#### [Task to complete]
Write out each line of the listing as it stands, without the images.
__________
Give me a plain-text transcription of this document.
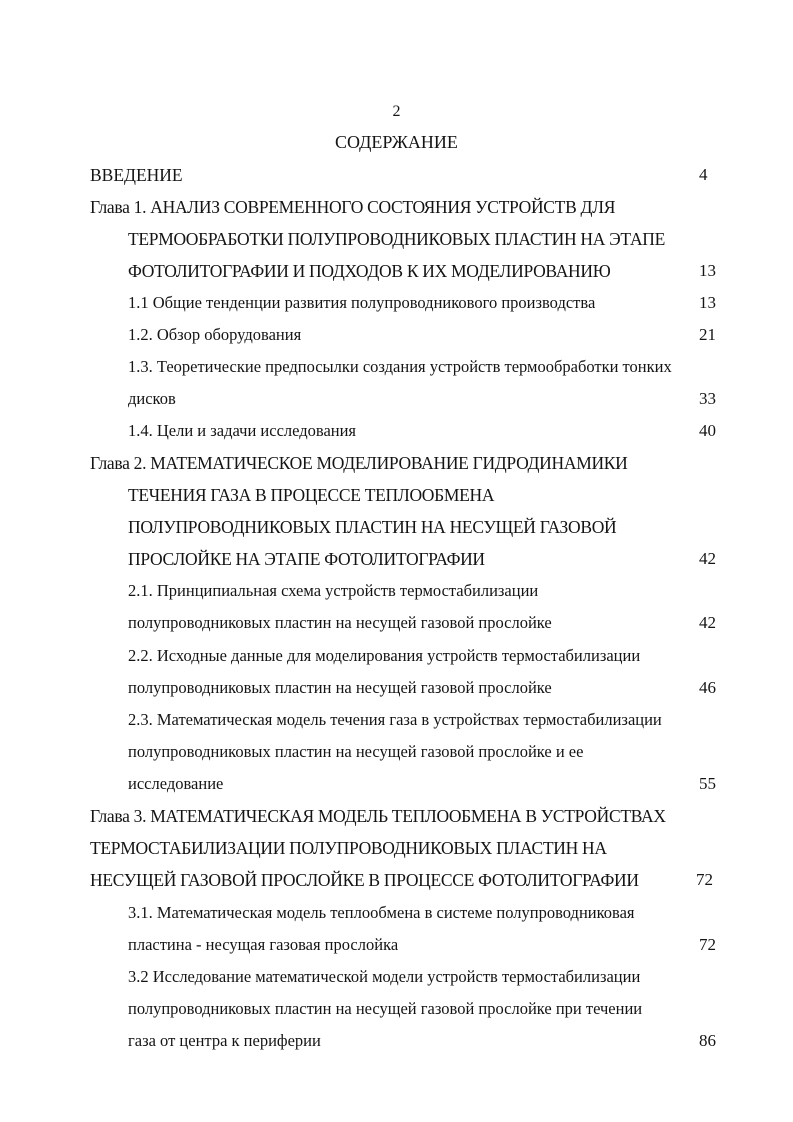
2
СОДЕРЖАНИЕ
ВВЕДЕНИЕ	4
Глава 1. АНАЛИЗ СОВРЕМЕННОГО СОСТОЯНИЯ УСТРОЙСТВ ДЛЯ
ТЕРМООБРАБОТКИ ПОЛУПРОВОДНИКОВЫХ ПЛАСТИН НА ЭТАПЕ
ФОТОЛИТОГРАФИИ И ПОДХОДОВ К ИХ МОДЕЛИРОВАНИЮ	13
1.1 Общие тенденции развития полупроводникового производства	13
1.2. Обзор оборудования	21
1.3. Теоретические предпосылки создания устройств термообработки тонких
дисков	33
1.4. Цели и задачи исследования	40
Глава 2. МАТЕМАТИЧЕСКОЕ МОДЕЛИРОВАНИЕ ГИДРОДИНАМИКИ
ТЕЧЕНИЯ ГАЗА В ПРОЦЕССЕ ТЕПЛООБМЕНА
ПОЛУПРОВОДНИКОВЫХ ПЛАСТИН НА НЕСУЩЕЙ ГАЗОВОЙ
ПРОСЛОЙКЕ НА ЭТАПЕ ФОТОЛИТОГРАФИИ	42
2.1. Принципиальная схема устройств термостабилизации
полупроводниковых пластин на несущей газовой прослойке	42
2.2. Исходные данные для моделирования устройств термостабилизации
полупроводниковых пластин на несущей газовой прослойке	46
2.3. Математическая модель течения газа в устройствах термостабилизации
полупроводниковых пластин на несущей газовой прослойке и ее
исследование	55
Глава 3. МАТЕМАТИЧЕСКАЯ МОДЕЛЬ ТЕПЛООБМЕНА В УСТРОЙСТВАХ
ТЕРМОСТАБИЛИЗАЦИИ ПОЛУПРОВОДНИКОВЫХ ПЛАСТИН НА
НЕСУЩЕЙ ГАЗОВОЙ ПРОСЛОЙКЕ В ПРОЦЕССЕ ФОТОЛИТОГРАФИИ	72
3.1. Математическая модель теплообмена в системе полупроводниковая
пластина - несущая газовая прослойка	72
3.2 Исследование математической модели устройств термостабилизации
полупроводниковых пластин на несущей газовой прослойке при течении
газа от центра к периферии	86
__________
#### [Solved problem]
Give me a plain-text transcription of this document.
2
СОДЕРЖАНИЕ
ВВЕДЕНИЕ	4
Глава 1. АНАЛИЗ СОВРЕМЕННОГО СОСТОЯНИЯ УСТРОЙСТВ ДЛЯ
ТЕРМООБРАБОТКИ ПОЛУПРОВОДНИКОВЫХ ПЛАСТИН НА ЭТАПЕ
ФОТОЛИТОГРАФИИ И ПОДХОДОВ К ИХ МОДЕЛИРОВАНИЮ	13
1.1 Общие тенденции развития полупроводникового производства	13
1.2. Обзор оборудования	21
1.3. Теоретические предпосылки создания устройств термообработки тонких
дисков	33
1.4. Цели и задачи исследования	40
Глава 2. МАТЕМАТИЧЕСКОЕ МОДЕЛИРОВАНИЕ ГИДРОДИНАМИКИ
ТЕЧЕНИЯ ГАЗА В ПРОЦЕССЕ ТЕПЛООБМЕНА
ПОЛУПРОВОДНИКОВЫХ ПЛАСТИН НА НЕСУЩЕЙ ГАЗОВОЙ
ПРОСЛОЙКЕ НА ЭТАПЕ ФОТОЛИТОГРАФИИ	42
2.1. Принципиальная схема устройств термостабилизации
полупроводниковых пластин на несущей газовой прослойке	42
2.2. Исходные данные для моделирования устройств термостабилизации
полупроводниковых пластин на несущей газовой прослойке	46
2.3. Математическая модель течения газа в устройствах термостабилизации
полупроводниковых пластин на несущей газовой прослойке и ее
исследование	55
Глава 3. МАТЕМАТИЧЕСКАЯ МОДЕЛЬ ТЕПЛООБМЕНА В УСТРОЙСТВАХ
ТЕРМОСТАБИЛИЗАЦИИ ПОЛУПРОВОДНИКОВЫХ ПЛАСТИН НА
НЕСУЩЕЙ ГАЗОВОЙ ПРОСЛОЙКЕ В ПРОЦЕССЕ ФОТОЛИТОГРАФИИ	72
3.1. Математическая модель теплообмена в системе полупроводниковая
пластина - несущая газовая прослойка	72
3.2 Исследование математической модели устройств термостабилизации
полупроводниковых пластин на несущей газовой прослойке при течении
газа от центра к периферии	86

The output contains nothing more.